-- Start of Dataset entries --
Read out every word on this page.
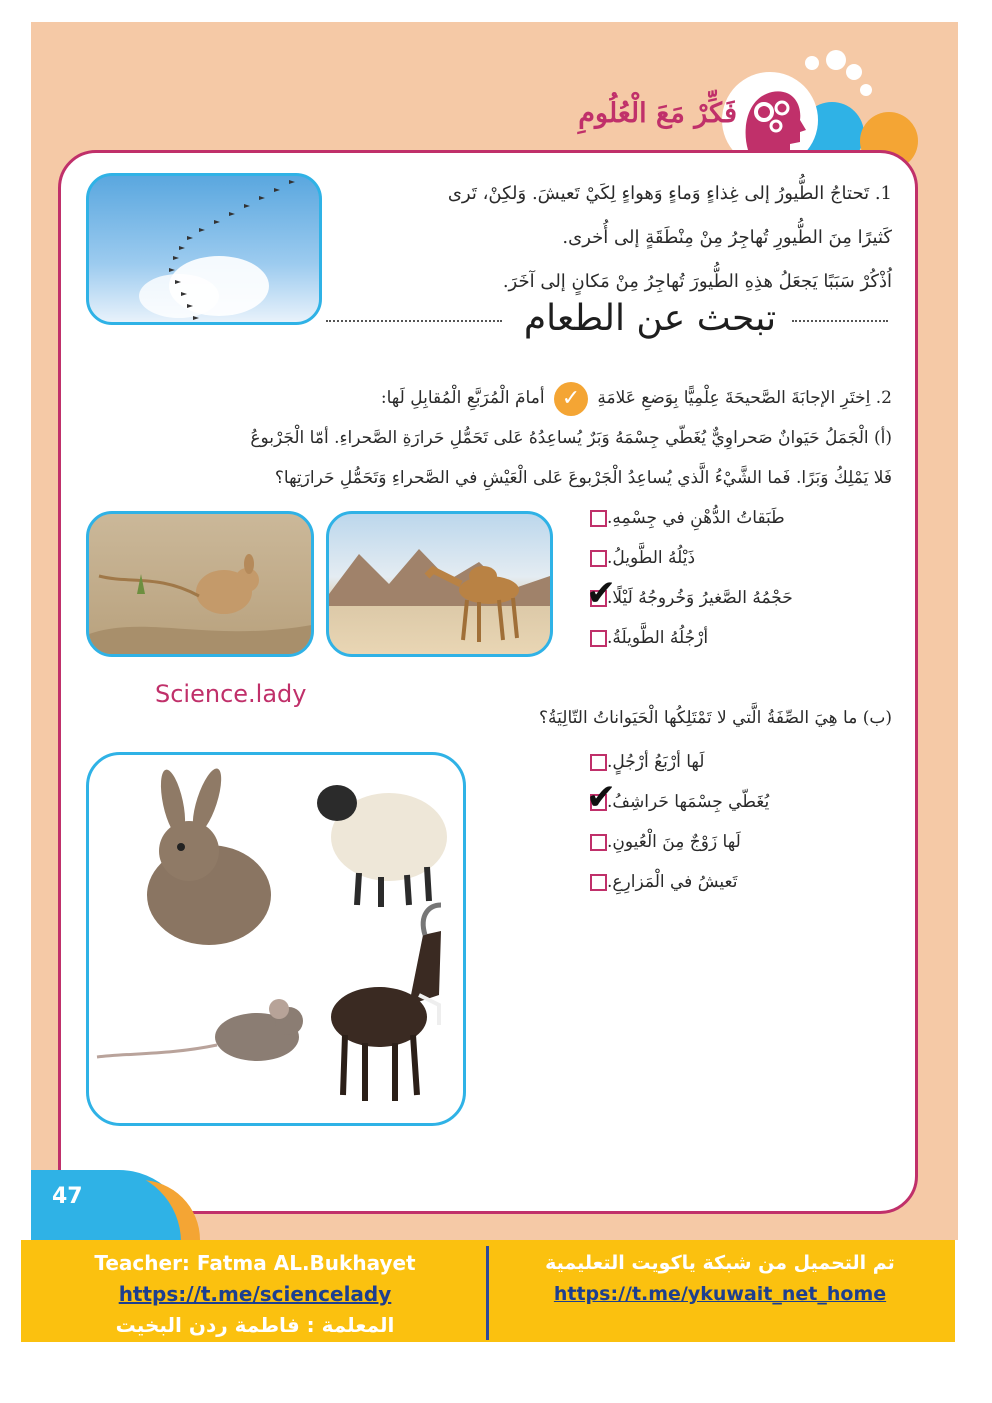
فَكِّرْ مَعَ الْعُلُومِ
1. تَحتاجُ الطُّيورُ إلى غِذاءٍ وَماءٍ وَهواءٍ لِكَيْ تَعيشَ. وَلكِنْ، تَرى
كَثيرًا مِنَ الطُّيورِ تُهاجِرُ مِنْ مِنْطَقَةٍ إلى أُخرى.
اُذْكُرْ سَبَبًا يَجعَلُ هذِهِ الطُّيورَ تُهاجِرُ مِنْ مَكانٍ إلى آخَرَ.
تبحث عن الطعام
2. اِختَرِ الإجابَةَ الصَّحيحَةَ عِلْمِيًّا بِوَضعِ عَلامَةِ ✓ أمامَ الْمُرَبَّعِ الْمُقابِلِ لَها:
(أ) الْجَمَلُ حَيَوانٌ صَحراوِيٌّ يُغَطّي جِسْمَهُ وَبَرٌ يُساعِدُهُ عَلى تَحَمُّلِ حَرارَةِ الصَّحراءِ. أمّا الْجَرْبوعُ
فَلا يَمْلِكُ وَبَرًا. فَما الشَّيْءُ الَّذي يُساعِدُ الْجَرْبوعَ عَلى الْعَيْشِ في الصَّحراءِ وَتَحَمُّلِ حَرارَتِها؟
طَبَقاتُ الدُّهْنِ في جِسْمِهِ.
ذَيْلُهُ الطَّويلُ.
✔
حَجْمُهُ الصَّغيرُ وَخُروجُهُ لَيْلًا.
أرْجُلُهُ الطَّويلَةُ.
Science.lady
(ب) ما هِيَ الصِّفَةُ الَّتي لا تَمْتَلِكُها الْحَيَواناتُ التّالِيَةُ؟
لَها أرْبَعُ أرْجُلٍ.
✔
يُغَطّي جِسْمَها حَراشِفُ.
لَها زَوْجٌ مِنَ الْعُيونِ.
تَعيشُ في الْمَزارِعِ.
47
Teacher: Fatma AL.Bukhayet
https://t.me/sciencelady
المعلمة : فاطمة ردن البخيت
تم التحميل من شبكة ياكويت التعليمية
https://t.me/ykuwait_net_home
-- End of Dataset entries --
Given request
Repeat all the data as it stands, dropping any images it holds.

Result of this exercise
Read out every word on this page.
فَكِّرْ مَعَ الْعُلُومِ
1. تَحتاجُ الطُّيورُ إلى غِذاءٍ وَماءٍ وَهواءٍ لِكَيْ تَعيشَ. وَلكِنْ، تَرى
كَثيرًا مِنَ الطُّيورِ تُهاجِرُ مِنْ مِنْطَقَةٍ إلى أُخرى.
اُذْكُرْ سَبَبًا يَجعَلُ هذِهِ الطُّيورَ تُهاجِرُ مِنْ مَكانٍ إلى آخَرَ.
تبحث عن الطعام
2. اِختَرِ الإجابَةَ الصَّحيحَةَ عِلْمِيًّا بِوَضعِ عَلامَةِ ✓ أمامَ الْمُرَبَّعِ الْمُقابِلِ لَها:
(أ) الْجَمَلُ حَيَوانٌ صَحراوِيٌّ يُغَطّي جِسْمَهُ وَبَرٌ يُساعِدُهُ عَلى تَحَمُّلِ حَرارَةِ الصَّحراءِ. أمّا الْجَرْبوعُ
فَلا يَمْلِكُ وَبَرًا. فَما الشَّيْءُ الَّذي يُساعِدُ الْجَرْبوعَ عَلى الْعَيْشِ في الصَّحراءِ وَتَحَمُّلِ حَرارَتِها؟
طَبَقاتُ الدُّهْنِ في جِسْمِهِ.
ذَيْلُهُ الطَّويلُ.
✔
حَجْمُهُ الصَّغيرُ وَخُروجُهُ لَيْلًا.
أرْجُلُهُ الطَّويلَةُ.
Science.lady
(ب) ما هِيَ الصِّفَةُ الَّتي لا تَمْتَلِكُها الْحَيَواناتُ التّالِيَةُ؟
لَها أرْبَعُ أرْجُلٍ.
✔
يُغَطّي جِسْمَها حَراشِفُ.
لَها زَوْجٌ مِنَ الْعُيونِ.
تَعيشُ في الْمَزارِعِ.
47
Teacher: Fatma AL.Bukhayet
https://t.me/sciencelady
المعلمة : فاطمة ردن البخيت
تم التحميل من شبكة ياكويت التعليمية
https://t.me/ykuwait_net_home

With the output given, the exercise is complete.